In how many lines of the records below does the word "name" appear? Reply with the number only.
*** Opening Provided records ***
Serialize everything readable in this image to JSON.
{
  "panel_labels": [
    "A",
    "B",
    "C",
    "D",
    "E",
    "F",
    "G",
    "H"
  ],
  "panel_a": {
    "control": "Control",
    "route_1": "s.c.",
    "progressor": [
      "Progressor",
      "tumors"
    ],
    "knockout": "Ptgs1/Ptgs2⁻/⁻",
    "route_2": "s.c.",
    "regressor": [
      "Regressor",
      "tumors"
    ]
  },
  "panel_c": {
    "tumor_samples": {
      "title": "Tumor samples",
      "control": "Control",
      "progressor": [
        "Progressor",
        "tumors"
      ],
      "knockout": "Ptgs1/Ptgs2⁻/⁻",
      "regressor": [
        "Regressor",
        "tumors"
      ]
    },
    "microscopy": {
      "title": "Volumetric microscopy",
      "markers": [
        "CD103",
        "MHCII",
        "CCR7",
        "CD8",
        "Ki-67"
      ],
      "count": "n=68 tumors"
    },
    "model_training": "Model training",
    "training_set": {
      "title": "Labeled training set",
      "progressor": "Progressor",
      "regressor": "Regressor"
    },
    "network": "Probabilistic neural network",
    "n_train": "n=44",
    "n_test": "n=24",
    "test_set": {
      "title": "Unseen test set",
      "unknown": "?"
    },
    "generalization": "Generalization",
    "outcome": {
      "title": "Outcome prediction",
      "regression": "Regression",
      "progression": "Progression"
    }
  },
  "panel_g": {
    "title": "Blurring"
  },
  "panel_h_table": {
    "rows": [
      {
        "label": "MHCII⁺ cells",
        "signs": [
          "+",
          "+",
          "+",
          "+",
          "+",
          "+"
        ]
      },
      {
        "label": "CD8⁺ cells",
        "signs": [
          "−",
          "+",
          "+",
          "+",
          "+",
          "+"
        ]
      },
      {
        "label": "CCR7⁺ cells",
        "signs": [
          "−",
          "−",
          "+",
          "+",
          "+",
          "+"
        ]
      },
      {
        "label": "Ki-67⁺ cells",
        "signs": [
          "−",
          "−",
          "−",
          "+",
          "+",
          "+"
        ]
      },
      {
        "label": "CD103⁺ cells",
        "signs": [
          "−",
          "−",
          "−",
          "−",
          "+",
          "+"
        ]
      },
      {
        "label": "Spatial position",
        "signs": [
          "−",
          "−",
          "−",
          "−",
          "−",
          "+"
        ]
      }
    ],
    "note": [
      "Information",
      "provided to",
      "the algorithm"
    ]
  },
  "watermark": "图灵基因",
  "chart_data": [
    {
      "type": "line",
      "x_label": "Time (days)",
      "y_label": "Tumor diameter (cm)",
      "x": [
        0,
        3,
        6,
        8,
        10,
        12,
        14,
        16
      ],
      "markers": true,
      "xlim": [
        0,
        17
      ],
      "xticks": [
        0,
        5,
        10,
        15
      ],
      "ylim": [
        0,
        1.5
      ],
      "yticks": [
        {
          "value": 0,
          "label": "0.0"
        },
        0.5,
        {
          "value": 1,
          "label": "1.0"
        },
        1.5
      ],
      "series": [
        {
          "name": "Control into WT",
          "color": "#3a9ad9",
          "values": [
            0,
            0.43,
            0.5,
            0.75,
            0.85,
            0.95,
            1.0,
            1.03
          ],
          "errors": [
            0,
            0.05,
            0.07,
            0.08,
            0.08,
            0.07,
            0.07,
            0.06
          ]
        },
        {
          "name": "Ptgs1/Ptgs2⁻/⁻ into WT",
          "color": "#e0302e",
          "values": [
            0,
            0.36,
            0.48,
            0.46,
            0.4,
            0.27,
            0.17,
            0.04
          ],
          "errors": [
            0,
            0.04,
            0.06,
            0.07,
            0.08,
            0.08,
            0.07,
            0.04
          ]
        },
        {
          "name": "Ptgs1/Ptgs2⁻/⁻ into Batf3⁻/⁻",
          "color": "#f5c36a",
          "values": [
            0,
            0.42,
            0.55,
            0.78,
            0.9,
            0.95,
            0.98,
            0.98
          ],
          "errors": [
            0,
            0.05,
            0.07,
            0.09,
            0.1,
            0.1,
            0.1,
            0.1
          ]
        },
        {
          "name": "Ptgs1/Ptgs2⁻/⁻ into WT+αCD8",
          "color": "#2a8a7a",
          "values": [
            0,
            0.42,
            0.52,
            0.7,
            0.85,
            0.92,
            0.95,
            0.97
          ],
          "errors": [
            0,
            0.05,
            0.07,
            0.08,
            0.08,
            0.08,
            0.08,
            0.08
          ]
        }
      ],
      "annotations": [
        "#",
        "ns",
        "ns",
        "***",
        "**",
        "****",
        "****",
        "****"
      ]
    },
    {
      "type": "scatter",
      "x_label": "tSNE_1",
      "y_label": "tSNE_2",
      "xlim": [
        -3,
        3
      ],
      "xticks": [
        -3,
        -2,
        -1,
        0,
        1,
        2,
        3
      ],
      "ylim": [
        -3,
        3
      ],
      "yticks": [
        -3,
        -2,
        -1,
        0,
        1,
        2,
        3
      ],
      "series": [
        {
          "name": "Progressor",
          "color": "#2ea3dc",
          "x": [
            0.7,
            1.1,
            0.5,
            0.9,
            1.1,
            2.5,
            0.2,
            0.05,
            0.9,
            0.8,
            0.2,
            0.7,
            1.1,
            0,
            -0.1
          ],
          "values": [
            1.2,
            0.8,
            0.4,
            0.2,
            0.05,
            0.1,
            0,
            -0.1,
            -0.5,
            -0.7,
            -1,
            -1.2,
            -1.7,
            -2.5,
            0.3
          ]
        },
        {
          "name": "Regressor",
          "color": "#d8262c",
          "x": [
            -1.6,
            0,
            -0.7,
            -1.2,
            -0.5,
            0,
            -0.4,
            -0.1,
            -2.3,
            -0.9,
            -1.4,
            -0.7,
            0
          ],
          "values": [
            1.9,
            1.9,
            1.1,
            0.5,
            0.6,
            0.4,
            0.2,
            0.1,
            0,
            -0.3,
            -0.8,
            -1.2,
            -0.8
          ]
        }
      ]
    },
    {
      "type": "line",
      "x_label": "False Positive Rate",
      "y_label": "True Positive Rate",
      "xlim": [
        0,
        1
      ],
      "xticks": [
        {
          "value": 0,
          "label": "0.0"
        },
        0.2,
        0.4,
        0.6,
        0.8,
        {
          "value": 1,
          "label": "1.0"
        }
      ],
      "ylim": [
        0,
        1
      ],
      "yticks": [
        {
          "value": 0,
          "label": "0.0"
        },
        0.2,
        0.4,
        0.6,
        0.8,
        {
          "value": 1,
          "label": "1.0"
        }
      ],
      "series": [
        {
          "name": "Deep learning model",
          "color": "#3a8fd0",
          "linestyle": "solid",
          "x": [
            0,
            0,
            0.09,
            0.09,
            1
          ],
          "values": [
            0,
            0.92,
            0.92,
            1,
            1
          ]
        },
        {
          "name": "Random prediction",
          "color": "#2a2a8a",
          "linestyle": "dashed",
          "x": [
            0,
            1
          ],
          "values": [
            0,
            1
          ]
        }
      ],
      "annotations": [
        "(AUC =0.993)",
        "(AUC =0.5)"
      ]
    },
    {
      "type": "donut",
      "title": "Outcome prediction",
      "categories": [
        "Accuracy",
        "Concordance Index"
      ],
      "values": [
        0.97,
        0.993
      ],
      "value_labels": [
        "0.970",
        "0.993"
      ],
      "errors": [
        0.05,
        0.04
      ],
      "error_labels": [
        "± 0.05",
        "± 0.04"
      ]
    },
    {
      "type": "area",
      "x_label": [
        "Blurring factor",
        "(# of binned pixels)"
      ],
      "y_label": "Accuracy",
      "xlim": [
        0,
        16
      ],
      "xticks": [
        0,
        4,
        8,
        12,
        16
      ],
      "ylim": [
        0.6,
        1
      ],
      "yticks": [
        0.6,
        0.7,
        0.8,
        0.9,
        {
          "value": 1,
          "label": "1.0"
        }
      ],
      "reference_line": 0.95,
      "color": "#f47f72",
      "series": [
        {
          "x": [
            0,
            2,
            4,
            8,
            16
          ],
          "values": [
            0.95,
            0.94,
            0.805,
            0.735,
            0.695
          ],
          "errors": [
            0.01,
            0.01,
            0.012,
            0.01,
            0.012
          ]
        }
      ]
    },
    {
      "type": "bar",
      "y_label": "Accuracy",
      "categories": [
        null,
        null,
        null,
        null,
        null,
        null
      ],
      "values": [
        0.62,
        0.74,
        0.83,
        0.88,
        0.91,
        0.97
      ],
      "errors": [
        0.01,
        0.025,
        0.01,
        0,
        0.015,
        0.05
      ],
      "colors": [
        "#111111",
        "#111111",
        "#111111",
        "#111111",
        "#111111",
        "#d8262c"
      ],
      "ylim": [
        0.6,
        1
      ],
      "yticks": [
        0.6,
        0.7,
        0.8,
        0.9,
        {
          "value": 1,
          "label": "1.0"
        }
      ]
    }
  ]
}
*** Closing Provided records ***
[Solution to this exercise]
8